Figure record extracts
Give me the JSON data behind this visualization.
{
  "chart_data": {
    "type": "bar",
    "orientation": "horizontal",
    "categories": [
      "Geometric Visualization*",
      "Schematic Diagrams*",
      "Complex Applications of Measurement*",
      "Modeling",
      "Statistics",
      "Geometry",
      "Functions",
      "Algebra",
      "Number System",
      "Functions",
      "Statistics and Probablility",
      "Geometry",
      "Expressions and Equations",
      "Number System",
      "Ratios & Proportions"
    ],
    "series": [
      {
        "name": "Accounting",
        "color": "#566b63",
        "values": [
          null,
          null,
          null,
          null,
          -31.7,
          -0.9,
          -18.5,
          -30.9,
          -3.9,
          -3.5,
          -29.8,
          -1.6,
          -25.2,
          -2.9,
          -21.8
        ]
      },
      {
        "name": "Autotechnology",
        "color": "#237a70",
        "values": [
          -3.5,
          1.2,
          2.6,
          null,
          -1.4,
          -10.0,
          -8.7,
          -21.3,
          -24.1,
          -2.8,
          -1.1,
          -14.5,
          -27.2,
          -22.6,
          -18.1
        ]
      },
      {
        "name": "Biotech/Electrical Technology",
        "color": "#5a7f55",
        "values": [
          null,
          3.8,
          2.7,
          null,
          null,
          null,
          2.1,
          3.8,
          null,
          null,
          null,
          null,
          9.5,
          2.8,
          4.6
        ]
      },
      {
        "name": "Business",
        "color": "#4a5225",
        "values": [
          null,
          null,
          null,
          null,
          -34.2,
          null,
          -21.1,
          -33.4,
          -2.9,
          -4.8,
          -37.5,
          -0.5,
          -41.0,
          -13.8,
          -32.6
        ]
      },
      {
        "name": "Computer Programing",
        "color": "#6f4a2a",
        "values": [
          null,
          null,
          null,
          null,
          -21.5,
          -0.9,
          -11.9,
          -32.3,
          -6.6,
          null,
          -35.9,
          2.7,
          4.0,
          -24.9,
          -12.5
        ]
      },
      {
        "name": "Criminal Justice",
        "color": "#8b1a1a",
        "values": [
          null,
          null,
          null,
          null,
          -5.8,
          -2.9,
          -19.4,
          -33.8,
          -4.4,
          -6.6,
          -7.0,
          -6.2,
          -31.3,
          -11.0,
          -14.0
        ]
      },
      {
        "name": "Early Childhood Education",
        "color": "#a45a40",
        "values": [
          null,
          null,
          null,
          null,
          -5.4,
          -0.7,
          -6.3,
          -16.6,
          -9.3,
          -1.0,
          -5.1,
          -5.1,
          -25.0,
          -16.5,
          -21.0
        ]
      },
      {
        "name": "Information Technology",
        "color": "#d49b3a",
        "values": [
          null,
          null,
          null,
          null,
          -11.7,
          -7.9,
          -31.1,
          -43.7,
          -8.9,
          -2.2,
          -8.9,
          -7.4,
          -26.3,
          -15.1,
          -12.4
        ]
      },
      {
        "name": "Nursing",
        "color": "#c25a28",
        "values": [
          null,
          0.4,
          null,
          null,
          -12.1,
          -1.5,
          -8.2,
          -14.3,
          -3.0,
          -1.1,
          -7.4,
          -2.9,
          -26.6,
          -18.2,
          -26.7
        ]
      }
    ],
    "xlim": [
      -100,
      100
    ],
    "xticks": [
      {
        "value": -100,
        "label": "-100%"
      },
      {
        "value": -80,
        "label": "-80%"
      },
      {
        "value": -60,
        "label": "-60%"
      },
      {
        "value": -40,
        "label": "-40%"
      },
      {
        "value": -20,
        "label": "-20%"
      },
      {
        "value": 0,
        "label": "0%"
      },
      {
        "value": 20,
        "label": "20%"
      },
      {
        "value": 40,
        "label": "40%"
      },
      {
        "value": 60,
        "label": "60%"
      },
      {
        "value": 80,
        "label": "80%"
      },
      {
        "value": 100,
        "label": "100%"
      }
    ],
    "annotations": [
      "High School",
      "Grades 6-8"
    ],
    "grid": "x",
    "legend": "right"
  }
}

...

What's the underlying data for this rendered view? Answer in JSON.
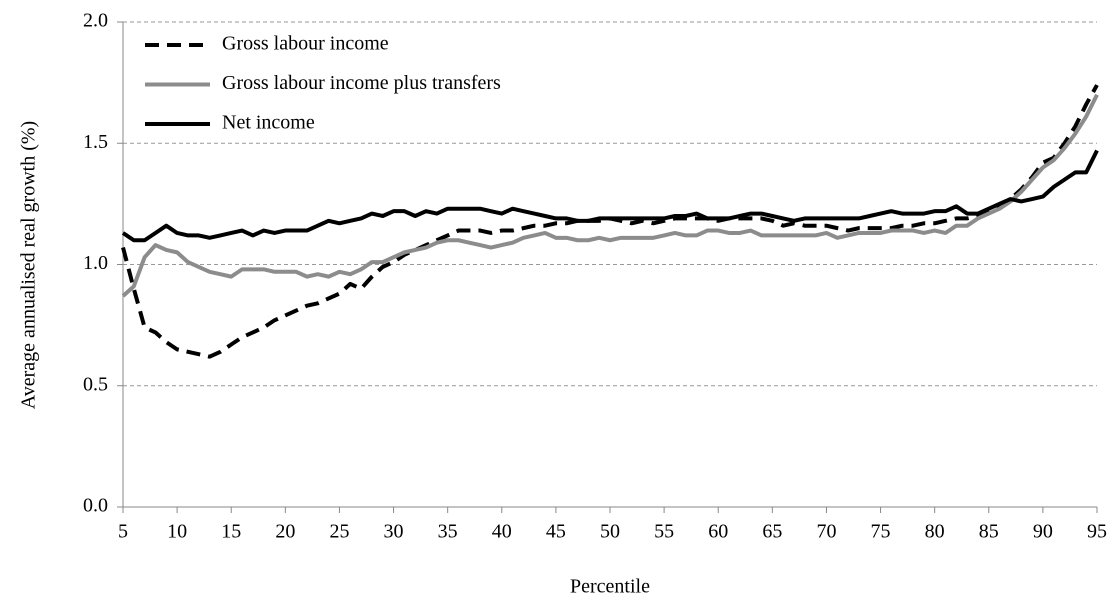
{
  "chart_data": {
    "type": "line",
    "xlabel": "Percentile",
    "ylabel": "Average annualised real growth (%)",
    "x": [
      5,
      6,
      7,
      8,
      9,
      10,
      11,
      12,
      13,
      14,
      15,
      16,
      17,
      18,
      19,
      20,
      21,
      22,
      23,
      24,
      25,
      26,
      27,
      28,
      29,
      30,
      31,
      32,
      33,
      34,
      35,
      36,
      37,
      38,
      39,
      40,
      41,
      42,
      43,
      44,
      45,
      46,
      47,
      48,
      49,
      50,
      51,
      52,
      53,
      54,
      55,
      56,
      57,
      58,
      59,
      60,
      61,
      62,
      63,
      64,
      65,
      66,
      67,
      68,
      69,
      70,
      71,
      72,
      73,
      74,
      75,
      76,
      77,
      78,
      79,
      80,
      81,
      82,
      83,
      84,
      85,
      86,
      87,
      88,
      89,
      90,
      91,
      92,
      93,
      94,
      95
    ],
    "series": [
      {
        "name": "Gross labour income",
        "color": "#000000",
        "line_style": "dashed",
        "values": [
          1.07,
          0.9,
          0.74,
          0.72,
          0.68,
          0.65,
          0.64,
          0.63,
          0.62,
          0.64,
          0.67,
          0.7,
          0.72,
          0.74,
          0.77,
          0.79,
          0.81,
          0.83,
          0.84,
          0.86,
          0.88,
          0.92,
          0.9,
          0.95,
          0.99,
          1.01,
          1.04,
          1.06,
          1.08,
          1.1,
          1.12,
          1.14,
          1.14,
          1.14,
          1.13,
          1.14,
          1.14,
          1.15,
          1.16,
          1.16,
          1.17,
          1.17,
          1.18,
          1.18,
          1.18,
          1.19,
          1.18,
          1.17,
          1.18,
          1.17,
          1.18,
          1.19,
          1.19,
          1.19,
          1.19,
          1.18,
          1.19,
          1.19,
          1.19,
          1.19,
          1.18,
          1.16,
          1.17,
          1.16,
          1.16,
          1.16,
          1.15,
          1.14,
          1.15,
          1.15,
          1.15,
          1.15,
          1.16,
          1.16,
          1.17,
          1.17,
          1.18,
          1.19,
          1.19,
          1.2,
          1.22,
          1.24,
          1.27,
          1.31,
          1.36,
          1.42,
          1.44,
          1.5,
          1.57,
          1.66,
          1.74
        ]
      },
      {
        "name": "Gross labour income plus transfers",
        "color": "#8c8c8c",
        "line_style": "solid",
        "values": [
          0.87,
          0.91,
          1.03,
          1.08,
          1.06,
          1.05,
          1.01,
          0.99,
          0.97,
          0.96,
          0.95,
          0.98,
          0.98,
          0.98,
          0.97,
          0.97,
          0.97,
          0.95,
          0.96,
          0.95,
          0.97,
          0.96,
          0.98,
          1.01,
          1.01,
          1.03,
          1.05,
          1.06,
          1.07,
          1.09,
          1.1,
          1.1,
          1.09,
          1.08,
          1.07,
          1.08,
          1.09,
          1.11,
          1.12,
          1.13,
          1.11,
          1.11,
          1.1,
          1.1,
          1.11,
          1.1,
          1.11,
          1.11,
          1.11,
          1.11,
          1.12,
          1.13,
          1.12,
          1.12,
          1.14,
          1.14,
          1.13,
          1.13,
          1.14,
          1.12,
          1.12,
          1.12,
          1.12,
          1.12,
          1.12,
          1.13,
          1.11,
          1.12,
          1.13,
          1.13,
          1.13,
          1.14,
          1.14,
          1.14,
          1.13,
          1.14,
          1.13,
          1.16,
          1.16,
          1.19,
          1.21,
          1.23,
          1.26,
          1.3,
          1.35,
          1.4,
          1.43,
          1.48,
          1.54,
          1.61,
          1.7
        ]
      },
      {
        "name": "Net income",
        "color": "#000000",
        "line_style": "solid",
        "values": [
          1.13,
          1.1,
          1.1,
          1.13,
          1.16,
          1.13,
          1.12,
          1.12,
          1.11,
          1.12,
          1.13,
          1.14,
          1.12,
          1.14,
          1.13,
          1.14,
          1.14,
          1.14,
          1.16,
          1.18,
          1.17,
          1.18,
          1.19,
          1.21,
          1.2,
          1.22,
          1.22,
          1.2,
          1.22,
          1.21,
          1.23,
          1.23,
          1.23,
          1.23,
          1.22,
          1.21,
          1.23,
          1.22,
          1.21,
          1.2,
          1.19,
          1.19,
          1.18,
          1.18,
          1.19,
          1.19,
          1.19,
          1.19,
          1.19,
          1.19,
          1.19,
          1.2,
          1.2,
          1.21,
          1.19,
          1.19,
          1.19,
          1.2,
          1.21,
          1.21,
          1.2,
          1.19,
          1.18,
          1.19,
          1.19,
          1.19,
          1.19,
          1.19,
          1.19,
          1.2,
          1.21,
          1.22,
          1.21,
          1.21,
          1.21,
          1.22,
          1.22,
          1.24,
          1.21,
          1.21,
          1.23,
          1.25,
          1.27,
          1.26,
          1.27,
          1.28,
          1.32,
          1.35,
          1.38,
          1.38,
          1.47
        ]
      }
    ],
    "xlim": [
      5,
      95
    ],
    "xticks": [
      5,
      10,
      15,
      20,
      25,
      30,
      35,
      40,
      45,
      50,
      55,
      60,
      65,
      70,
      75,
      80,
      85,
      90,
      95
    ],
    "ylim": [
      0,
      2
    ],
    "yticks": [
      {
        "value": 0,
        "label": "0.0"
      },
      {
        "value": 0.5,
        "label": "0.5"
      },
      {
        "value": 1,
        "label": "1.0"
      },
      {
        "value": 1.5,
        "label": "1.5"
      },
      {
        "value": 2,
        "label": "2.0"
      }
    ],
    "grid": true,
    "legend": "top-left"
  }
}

◆ Exercise goal: Return a copy of every line that includes the word "name".

◆ Answer to the task:
        "name": "Accounting",
        "name": "Autotechnology",
        "name": "Biotech/Electrical Technology",
        "name": "Business",
        "name": "Computer Programing",
        "name": "Criminal Justice",
        "name": "Early Childhood Education",
        "name": "Information Technology",
        "name": "Nursing",
        "name": "Gross labour income",
        "name": "Gross labour income plus transfers",
        "name": "Net income",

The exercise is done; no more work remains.